Stored data entries

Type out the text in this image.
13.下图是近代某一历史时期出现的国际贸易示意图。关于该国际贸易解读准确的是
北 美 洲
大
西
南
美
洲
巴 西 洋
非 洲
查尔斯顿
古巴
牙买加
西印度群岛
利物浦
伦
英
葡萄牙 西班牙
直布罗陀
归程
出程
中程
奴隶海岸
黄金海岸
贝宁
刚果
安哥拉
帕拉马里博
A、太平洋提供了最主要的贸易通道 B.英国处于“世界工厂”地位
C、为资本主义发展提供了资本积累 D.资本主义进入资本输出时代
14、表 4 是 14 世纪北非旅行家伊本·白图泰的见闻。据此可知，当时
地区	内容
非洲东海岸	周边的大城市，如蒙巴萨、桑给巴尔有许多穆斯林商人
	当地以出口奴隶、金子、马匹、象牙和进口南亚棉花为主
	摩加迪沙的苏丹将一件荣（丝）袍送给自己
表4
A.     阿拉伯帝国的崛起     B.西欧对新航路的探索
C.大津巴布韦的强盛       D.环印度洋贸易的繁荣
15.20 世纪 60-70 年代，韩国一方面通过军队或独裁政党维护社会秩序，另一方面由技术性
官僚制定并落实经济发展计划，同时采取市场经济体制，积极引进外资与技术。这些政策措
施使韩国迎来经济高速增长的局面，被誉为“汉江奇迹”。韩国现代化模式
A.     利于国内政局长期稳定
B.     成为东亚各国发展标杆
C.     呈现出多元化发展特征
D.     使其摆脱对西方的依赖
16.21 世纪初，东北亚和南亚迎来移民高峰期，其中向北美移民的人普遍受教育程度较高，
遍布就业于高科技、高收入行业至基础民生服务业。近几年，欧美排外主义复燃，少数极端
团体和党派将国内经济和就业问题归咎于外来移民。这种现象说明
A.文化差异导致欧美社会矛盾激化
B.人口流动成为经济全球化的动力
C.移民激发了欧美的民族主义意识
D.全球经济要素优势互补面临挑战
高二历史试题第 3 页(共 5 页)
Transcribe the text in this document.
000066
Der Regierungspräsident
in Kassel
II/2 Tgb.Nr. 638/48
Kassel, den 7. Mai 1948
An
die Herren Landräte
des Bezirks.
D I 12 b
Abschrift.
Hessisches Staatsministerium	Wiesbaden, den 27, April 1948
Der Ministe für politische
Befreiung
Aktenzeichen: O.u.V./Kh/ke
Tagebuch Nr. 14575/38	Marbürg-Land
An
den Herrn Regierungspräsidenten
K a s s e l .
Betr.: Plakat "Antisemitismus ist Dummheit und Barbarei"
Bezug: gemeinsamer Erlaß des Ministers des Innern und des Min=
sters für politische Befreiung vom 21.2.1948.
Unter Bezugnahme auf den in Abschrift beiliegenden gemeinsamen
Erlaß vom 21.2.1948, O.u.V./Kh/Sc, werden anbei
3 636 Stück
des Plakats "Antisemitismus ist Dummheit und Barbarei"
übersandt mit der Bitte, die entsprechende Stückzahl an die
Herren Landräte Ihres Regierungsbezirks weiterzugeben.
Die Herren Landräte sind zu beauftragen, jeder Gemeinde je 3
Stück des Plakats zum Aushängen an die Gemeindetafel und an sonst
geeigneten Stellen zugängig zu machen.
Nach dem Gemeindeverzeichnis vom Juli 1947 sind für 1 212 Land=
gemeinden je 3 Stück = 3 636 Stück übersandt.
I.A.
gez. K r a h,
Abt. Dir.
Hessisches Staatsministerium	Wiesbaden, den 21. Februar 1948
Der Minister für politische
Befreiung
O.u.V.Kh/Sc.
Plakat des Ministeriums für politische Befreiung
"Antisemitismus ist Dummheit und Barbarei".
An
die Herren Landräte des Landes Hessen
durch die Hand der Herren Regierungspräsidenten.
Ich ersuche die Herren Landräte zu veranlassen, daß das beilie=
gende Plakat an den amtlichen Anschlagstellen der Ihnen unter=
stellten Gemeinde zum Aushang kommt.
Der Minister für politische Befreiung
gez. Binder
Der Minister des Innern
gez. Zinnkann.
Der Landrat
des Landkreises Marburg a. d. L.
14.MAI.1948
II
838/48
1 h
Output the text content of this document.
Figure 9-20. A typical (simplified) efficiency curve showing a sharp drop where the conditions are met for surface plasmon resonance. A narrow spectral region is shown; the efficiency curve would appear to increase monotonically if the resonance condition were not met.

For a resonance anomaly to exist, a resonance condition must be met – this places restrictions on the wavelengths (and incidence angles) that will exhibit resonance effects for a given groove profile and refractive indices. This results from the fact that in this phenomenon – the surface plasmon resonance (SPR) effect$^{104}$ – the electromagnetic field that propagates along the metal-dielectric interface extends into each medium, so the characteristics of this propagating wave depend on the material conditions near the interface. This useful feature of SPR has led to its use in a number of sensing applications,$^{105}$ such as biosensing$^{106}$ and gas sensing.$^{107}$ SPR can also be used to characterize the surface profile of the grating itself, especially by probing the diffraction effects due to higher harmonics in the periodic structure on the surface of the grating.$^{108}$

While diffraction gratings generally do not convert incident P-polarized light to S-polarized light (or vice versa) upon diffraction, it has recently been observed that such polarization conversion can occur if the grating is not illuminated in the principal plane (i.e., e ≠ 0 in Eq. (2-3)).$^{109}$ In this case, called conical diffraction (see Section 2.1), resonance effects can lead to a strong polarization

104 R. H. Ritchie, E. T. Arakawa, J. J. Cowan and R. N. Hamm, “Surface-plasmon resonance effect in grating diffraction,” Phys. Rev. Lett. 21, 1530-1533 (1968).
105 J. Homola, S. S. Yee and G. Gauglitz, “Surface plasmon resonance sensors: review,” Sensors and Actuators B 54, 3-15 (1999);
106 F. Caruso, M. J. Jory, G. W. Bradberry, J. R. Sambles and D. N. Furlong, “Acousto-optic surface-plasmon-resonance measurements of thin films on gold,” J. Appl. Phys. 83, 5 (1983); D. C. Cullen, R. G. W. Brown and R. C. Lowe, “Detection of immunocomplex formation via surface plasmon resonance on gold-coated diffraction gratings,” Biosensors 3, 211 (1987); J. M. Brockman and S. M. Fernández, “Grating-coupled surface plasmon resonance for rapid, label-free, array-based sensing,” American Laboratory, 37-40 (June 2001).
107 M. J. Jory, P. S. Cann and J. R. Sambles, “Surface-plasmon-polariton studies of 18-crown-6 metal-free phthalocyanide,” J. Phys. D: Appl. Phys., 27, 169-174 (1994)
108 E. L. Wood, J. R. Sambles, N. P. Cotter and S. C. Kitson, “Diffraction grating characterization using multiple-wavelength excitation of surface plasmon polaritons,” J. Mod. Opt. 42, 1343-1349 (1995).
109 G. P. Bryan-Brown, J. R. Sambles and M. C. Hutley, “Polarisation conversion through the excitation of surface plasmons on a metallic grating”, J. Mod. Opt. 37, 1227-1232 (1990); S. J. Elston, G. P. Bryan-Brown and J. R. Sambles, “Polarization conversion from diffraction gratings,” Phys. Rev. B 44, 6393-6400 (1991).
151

WHAT TO WORK ON:
Restate the whole of the material exactly.

TASK ANSWER:
Type out the text in this image.
13.下图是近代某一历史时期出现的国际贸易示意图。关于该国际贸易解读准确的是
北 美 洲
大
西
南
美
洲
巴 西 洋
非 洲
查尔斯顿
古巴
牙买加
西印度群岛
利物浦
伦
英
葡萄牙 西班牙
直布罗陀
归程
出程
中程
奴隶海岸
黄金海岸
贝宁
刚果
安哥拉
帕拉马里博
A、太平洋提供了最主要的贸易通道 B.英国处于“世界工厂”地位
C、为资本主义发展提供了资本积累 D.资本主义进入资本输出时代
14、表 4 是 14 世纪北非旅行家伊本·白图泰的见闻。据此可知，当时
地区	内容
非洲东海岸	周边的大城市，如蒙巴萨、桑给巴尔有许多穆斯林商人
	当地以出口奴隶、金子、马匹、象牙和进口南亚棉花为主
	摩加迪沙的苏丹将一件荣（丝）袍送给自己
表4
A.     阿拉伯帝国的崛起     B.西欧对新航路的探索
C.大津巴布韦的强盛       D.环印度洋贸易的繁荣
15.20 世纪 60-70 年代，韩国一方面通过军队或独裁政党维护社会秩序，另一方面由技术性
官僚制定并落实经济发展计划，同时采取市场经济体制，积极引进外资与技术。这些政策措
施使韩国迎来经济高速增长的局面，被誉为“汉江奇迹”。韩国现代化模式
A.     利于国内政局长期稳定
B.     成为东亚各国发展标杆
C.     呈现出多元化发展特征
D.     使其摆脱对西方的依赖
16.21 世纪初，东北亚和南亚迎来移民高峰期，其中向北美移民的人普遍受教育程度较高，
遍布就业于高科技、高收入行业至基础民生服务业。近几年，欧美排外主义复燃，少数极端
团体和党派将国内经济和就业问题归咎于外来移民。这种现象说明
A.文化差异导致欧美社会矛盾激化
B.人口流动成为经济全球化的动力
C.移民激发了欧美的民族主义意识
D.全球经济要素优势互补面临挑战
高二历史试题第 3 页(共 5 页)
Transcribe the text in this document.
000066
Der Regierungspräsident
in Kassel
II/2 Tgb.Nr. 638/48
Kassel, den 7. Mai 1948
An
die Herren Landräte
des Bezirks.
D I 12 b
Abschrift.
Hessisches Staatsministerium	Wiesbaden, den 27, April 1948
Der Ministe für politische
Befreiung
Aktenzeichen: O.u.V./Kh/ke
Tagebuch Nr. 14575/38	Marbürg-Land
An
den Herrn Regierungspräsidenten
K a s s e l .
Betr.: Plakat "Antisemitismus ist Dummheit und Barbarei"
Bezug: gemeinsamer Erlaß des Ministers des Innern und des Min=
sters für politische Befreiung vom 21.2.1948.
Unter Bezugnahme auf den in Abschrift beiliegenden gemeinsamen
Erlaß vom 21.2.1948, O.u.V./Kh/Sc, werden anbei
3 636 Stück
des Plakats "Antisemitismus ist Dummheit und Barbarei"
übersandt mit der Bitte, die entsprechende Stückzahl an die
Herren Landräte Ihres Regierungsbezirks weiterzugeben.
Die Herren Landräte sind zu beauftragen, jeder Gemeinde je 3
Stück des Plakats zum Aushängen an die Gemeindetafel und an sonst
geeigneten Stellen zugängig zu machen.
Nach dem Gemeindeverzeichnis vom Juli 1947 sind für 1 212 Land=
gemeinden je 3 Stück = 3 636 Stück übersandt.
I.A.
gez. K r a h,
Abt. Dir.
Hessisches Staatsministerium	Wiesbaden, den 21. Februar 1948
Der Minister für politische
Befreiung
O.u.V.Kh/Sc.
Plakat des Ministeriums für politische Befreiung
"Antisemitismus ist Dummheit und Barbarei".
An
die Herren Landräte des Landes Hessen
durch die Hand der Herren Regierungspräsidenten.
Ich ersuche die Herren Landräte zu veranlassen, daß das beilie=
gende Plakat an den amtlichen Anschlagstellen der Ihnen unter=
stellten Gemeinde zum Aushang kommt.
Der Minister für politische Befreiung
gez. Binder
Der Minister des Innern
gez. Zinnkann.
Der Landrat
des Landkreises Marburg a. d. L.
14.MAI.1948
II
838/48
1 h
Output the text content of this document.
Figure 9-20. A typical (simplified) efficiency curve showing a sharp drop where the conditions are met for surface plasmon resonance. A narrow spectral region is shown; the efficiency curve would appear to increase monotonically if the resonance condition were not met.

For a resonance anomaly to exist, a resonance condition must be met – this places restrictions on the wavelengths (and incidence angles) that will exhibit resonance effects for a given groove profile and refractive indices. This results from the fact that in this phenomenon – the surface plasmon resonance (SPR) effect$^{104}$ – the electromagnetic field that propagates along the metal-dielectric interface extends into each medium, so the characteristics of this propagating wave depend on the material conditions near the interface. This useful feature of SPR has led to its use in a number of sensing applications,$^{105}$ such as biosensing$^{106}$ and gas sensing.$^{107}$ SPR can also be used to characterize the surface profile of the grating itself, especially by probing the diffraction effects due to higher harmonics in the periodic structure on the surface of the grating.$^{108}$

While diffraction gratings generally do not convert incident P-polarized light to S-polarized light (or vice versa) upon diffraction, it has recently been observed that such polarization conversion can occur if the grating is not illuminated in the principal plane (i.e., e ≠ 0 in Eq. (2-3)).$^{109}$ In this case, called conical diffraction (see Section 2.1), resonance effects can lead to a strong polarization

104 R. H. Ritchie, E. T. Arakawa, J. J. Cowan and R. N. Hamm, “Surface-plasmon resonance effect in grating diffraction,” Phys. Rev. Lett. 21, 1530-1533 (1968).
105 J. Homola, S. S. Yee and G. Gauglitz, “Surface plasmon resonance sensors: review,” Sensors and Actuators B 54, 3-15 (1999);
106 F. Caruso, M. J. Jory, G. W. Bradberry, J. R. Sambles and D. N. Furlong, “Acousto-optic surface-plasmon-resonance measurements of thin films on gold,” J. Appl. Phys. 83, 5 (1983); D. C. Cullen, R. G. W. Brown and R. C. Lowe, “Detection of immunocomplex formation via surface plasmon resonance on gold-coated diffraction gratings,” Biosensors 3, 211 (1987); J. M. Brockman and S. M. Fernández, “Grating-coupled surface plasmon resonance for rapid, label-free, array-based sensing,” American Laboratory, 37-40 (June 2001).
107 M. J. Jory, P. S. Cann and J. R. Sambles, “Surface-plasmon-polariton studies of 18-crown-6 metal-free phthalocyanide,” J. Phys. D: Appl. Phys., 27, 169-174 (1994)
108 E. L. Wood, J. R. Sambles, N. P. Cotter and S. C. Kitson, “Diffraction grating characterization using multiple-wavelength excitation of surface plasmon polaritons,” J. Mod. Opt. 42, 1343-1349 (1995).
109 G. P. Bryan-Brown, J. R. Sambles and M. C. Hutley, “Polarisation conversion through the excitation of surface plasmons on a metallic grating”, J. Mod. Opt. 37, 1227-1232 (1990); S. J. Elston, G. P. Bryan-Brown and J. R. Sambles, “Polarization conversion from diffraction gratings,” Phys. Rev. B 44, 6393-6400 (1991).
151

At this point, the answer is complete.